>> BEGIN

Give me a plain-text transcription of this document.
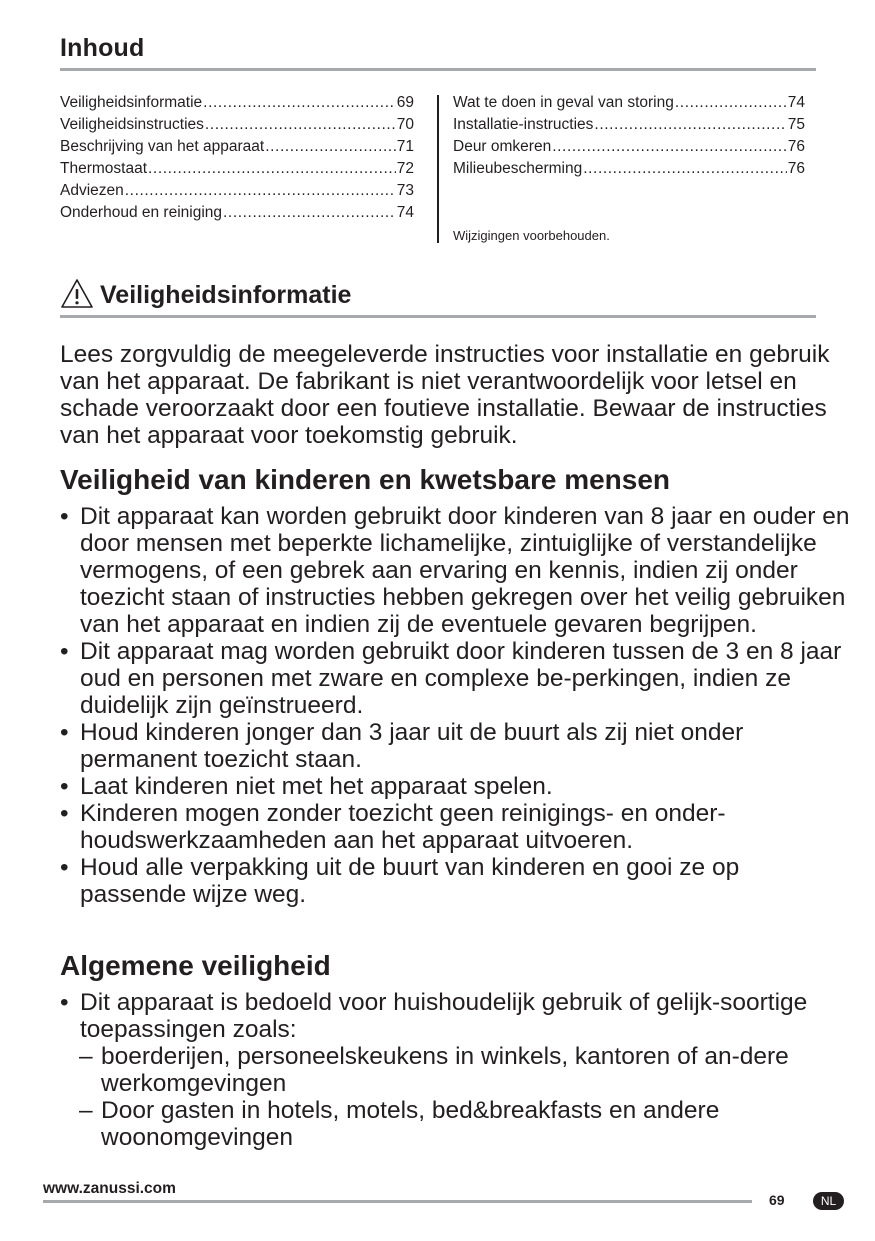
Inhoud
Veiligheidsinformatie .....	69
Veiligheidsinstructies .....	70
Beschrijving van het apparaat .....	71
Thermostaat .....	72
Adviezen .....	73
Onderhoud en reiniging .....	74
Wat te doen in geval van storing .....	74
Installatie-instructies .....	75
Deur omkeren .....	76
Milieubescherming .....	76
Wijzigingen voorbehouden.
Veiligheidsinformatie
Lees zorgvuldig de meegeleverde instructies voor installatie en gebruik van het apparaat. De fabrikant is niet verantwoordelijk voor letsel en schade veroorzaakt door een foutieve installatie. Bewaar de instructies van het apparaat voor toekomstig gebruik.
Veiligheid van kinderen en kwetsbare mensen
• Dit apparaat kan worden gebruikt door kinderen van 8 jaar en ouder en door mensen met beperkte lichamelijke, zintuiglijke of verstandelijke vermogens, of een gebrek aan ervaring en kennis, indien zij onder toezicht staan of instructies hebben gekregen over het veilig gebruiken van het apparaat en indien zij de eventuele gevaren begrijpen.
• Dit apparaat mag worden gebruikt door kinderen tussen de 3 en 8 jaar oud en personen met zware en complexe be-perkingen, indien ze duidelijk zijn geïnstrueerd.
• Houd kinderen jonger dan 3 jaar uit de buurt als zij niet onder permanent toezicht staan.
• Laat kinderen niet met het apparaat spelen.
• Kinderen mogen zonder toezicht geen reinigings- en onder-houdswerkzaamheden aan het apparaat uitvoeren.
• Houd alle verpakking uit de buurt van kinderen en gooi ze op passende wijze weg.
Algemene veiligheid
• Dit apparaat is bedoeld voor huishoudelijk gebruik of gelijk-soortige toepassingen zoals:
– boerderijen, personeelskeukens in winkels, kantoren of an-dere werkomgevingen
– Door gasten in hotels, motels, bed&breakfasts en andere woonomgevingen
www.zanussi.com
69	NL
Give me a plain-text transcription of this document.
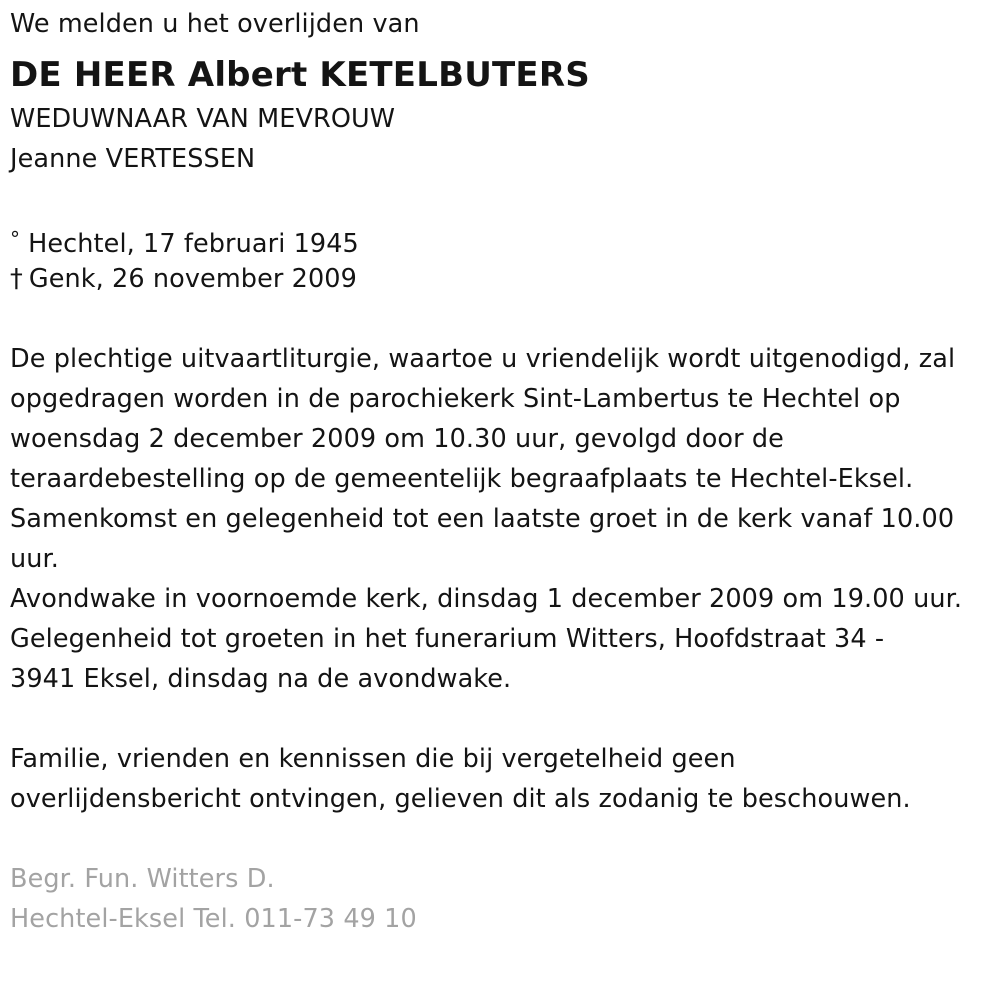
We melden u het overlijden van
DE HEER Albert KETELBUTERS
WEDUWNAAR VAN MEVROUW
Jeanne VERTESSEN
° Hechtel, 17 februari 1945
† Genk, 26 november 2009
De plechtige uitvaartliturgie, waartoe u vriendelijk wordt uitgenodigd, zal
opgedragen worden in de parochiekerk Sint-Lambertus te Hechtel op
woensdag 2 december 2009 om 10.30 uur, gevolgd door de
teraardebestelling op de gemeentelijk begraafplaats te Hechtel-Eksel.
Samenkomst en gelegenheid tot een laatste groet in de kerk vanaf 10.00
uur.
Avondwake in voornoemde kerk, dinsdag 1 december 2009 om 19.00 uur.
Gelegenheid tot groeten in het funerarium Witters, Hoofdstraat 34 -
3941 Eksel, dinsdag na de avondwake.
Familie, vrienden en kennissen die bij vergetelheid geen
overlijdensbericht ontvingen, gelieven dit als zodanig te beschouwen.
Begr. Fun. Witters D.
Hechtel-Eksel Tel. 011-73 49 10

>> END

What to produce: Write only the number of lines that include "apparaat".

Output for this task: 7